start

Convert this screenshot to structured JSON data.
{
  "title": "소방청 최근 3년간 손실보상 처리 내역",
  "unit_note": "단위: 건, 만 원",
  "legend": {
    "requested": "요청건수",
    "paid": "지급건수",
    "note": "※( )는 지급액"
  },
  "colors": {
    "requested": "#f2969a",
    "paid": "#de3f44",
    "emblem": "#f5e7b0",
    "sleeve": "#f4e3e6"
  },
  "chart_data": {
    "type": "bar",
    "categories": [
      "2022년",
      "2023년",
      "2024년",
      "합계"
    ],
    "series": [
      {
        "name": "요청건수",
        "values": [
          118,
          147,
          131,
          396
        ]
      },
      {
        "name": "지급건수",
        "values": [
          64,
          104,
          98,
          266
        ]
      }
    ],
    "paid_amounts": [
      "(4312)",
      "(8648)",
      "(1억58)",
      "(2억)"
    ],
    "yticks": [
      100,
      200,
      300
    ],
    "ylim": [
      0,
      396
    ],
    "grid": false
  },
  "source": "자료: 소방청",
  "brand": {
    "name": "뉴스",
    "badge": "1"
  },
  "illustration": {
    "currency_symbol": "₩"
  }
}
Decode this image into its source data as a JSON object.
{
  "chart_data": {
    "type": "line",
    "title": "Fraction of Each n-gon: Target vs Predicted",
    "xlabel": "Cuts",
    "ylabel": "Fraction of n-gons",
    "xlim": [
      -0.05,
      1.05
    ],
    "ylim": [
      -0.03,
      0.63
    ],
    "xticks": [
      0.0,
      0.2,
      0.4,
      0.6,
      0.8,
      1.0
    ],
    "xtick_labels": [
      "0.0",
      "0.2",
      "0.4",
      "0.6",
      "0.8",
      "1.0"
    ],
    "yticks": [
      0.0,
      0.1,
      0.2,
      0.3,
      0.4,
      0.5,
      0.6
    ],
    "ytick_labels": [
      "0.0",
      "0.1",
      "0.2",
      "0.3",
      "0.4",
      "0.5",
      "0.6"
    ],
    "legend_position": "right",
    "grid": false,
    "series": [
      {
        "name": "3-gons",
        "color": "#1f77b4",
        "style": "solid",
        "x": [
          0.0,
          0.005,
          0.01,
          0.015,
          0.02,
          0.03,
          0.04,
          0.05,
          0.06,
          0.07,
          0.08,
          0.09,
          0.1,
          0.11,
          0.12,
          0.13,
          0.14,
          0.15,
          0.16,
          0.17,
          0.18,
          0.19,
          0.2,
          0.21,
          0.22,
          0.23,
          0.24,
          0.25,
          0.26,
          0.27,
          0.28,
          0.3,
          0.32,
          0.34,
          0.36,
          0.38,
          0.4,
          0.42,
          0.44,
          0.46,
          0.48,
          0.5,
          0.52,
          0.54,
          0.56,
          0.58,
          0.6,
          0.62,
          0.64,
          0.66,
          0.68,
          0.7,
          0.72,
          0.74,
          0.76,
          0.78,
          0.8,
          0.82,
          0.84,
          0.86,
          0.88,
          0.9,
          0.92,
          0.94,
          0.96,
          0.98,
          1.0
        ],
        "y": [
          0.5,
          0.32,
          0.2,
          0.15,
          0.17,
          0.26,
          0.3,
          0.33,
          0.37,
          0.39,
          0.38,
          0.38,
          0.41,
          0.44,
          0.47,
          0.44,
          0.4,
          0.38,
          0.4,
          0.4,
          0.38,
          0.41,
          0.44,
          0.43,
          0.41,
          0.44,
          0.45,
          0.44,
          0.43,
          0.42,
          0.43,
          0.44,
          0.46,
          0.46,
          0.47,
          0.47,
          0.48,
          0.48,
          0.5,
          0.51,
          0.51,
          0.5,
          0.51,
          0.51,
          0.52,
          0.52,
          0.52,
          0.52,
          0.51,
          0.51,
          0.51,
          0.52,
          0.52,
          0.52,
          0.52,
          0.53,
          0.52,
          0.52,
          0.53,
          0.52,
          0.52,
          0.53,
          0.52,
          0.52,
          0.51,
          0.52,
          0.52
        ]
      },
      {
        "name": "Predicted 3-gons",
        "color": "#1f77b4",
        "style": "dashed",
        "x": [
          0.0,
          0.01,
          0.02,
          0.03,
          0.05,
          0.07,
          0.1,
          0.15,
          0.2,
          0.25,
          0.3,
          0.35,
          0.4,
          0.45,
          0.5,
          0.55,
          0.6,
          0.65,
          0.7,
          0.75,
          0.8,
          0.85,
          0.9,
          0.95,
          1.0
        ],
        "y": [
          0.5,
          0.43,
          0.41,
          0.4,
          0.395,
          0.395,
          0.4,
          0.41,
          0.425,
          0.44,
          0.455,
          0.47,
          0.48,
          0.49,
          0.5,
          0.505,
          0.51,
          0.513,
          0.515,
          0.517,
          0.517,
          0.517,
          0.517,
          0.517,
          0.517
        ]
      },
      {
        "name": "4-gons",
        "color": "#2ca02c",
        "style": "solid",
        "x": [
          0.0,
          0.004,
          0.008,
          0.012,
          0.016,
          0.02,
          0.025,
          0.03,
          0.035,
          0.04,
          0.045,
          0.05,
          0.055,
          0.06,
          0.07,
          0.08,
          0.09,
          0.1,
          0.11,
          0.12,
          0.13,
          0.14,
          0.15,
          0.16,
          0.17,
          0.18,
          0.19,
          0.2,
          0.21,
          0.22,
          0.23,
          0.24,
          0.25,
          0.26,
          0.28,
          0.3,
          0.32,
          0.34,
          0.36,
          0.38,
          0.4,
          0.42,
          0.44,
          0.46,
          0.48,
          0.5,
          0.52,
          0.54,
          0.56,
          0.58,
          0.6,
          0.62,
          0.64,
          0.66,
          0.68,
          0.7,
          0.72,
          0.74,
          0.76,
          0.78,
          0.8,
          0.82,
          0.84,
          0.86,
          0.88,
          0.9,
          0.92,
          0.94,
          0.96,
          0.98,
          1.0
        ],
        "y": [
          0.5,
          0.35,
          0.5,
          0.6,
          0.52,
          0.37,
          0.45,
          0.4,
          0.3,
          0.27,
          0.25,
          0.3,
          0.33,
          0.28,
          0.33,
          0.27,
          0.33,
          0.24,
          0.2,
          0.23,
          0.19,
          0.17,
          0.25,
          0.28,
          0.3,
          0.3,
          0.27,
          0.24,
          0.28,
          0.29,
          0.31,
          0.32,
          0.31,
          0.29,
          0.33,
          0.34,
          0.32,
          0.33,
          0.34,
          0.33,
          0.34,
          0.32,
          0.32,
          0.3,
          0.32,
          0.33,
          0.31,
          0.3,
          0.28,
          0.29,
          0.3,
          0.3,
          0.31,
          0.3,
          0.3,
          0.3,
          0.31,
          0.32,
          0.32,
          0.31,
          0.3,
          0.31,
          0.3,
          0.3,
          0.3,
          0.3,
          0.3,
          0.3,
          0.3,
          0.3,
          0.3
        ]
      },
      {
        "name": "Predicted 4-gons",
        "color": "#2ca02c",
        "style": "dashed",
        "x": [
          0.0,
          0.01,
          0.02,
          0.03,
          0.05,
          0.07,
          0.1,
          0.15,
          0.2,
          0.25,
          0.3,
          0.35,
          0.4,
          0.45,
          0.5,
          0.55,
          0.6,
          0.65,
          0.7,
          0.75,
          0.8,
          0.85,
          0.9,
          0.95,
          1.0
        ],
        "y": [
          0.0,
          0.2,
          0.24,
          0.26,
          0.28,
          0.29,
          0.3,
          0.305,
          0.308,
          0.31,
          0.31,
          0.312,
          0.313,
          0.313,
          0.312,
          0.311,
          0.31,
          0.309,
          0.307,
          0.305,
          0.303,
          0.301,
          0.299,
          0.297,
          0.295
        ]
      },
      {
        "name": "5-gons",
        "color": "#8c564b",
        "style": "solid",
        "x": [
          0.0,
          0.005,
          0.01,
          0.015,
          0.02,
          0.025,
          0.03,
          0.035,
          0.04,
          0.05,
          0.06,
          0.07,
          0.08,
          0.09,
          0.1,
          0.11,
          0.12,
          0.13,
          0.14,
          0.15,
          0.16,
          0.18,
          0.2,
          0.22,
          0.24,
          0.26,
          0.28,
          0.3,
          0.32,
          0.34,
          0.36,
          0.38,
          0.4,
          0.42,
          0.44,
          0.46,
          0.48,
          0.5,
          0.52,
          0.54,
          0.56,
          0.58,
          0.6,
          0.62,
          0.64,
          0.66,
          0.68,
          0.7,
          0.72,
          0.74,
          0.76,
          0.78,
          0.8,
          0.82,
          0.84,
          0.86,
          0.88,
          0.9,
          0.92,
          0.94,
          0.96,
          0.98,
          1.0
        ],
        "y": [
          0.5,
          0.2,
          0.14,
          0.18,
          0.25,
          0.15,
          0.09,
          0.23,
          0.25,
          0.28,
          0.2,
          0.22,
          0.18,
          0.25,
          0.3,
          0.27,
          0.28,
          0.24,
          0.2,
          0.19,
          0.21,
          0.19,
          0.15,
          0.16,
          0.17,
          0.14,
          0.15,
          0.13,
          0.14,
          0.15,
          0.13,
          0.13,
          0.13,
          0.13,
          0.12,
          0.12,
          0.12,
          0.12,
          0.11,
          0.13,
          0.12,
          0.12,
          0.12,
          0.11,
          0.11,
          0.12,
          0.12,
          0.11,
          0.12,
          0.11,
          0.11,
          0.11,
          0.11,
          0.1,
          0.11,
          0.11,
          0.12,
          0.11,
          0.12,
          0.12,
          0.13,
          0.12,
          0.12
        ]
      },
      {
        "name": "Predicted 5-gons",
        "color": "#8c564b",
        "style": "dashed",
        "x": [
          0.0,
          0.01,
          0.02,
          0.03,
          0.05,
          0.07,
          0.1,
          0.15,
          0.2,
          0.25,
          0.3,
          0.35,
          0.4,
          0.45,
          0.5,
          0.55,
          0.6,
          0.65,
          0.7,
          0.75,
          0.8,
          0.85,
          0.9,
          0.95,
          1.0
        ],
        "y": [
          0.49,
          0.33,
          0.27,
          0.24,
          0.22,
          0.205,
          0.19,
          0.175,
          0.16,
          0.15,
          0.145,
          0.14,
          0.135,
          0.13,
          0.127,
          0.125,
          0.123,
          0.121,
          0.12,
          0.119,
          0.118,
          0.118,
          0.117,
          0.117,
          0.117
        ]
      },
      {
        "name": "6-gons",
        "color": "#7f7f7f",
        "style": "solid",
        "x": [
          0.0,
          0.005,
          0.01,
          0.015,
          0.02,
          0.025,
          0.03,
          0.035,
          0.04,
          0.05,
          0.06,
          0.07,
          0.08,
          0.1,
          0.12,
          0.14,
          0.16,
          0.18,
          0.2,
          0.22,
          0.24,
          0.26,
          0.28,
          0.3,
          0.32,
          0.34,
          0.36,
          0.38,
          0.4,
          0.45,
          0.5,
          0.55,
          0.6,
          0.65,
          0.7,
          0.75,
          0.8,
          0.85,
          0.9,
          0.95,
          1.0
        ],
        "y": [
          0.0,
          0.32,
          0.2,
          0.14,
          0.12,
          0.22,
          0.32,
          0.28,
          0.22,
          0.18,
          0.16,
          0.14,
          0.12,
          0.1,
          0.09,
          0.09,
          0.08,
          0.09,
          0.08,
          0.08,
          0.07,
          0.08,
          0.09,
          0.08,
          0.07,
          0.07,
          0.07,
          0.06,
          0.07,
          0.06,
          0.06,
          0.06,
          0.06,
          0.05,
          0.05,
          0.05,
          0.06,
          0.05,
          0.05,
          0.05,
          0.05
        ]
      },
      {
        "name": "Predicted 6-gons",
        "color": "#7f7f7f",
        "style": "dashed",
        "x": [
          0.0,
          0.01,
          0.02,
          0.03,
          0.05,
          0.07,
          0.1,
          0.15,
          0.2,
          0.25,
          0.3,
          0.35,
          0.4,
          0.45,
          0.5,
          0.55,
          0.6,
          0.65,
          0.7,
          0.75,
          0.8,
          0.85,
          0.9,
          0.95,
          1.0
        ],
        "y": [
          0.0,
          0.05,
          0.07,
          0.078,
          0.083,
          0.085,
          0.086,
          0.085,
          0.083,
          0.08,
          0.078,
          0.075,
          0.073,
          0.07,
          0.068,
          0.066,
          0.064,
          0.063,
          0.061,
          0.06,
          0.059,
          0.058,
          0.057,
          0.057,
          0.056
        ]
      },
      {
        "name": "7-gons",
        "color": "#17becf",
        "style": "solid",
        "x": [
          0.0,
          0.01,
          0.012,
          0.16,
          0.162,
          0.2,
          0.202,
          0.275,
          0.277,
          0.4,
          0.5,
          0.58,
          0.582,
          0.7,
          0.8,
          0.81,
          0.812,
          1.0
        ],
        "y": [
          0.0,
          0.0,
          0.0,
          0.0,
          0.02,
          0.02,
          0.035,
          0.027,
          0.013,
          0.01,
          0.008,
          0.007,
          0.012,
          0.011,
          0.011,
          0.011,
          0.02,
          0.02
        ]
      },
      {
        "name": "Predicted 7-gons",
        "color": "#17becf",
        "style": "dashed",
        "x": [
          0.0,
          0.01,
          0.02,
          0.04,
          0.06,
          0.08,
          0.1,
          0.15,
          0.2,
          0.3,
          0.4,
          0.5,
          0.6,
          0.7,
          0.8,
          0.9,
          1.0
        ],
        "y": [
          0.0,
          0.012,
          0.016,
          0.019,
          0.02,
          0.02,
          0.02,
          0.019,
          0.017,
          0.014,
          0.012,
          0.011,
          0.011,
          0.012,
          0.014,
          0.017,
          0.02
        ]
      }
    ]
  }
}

end

*Required work:*
Extract each line holding the string "Predicted".

*Task result:*
    "title": "Fraction of Each n-gon: Target vs Predicted",
        "name": "Predicted 3-gons",
        "name": "Predicted 4-gons",
        "name": "Predicted 5-gons",
        "name": "Predicted 6-gons",
        "name": "Predicted 7-gons",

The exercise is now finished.